◆ Directions
How many lines in this data contain the string "cách"? Reply with the number only.

◆ Records provided
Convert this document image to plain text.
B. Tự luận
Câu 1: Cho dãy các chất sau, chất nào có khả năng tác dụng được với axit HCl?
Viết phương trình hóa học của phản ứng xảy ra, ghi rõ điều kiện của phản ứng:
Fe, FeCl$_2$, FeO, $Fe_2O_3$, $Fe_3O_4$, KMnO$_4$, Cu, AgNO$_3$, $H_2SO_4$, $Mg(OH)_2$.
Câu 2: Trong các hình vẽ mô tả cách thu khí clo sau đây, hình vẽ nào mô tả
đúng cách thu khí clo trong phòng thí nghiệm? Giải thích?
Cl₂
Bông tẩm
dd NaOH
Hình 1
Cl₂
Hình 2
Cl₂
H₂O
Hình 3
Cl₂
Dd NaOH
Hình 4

◆ Reply
2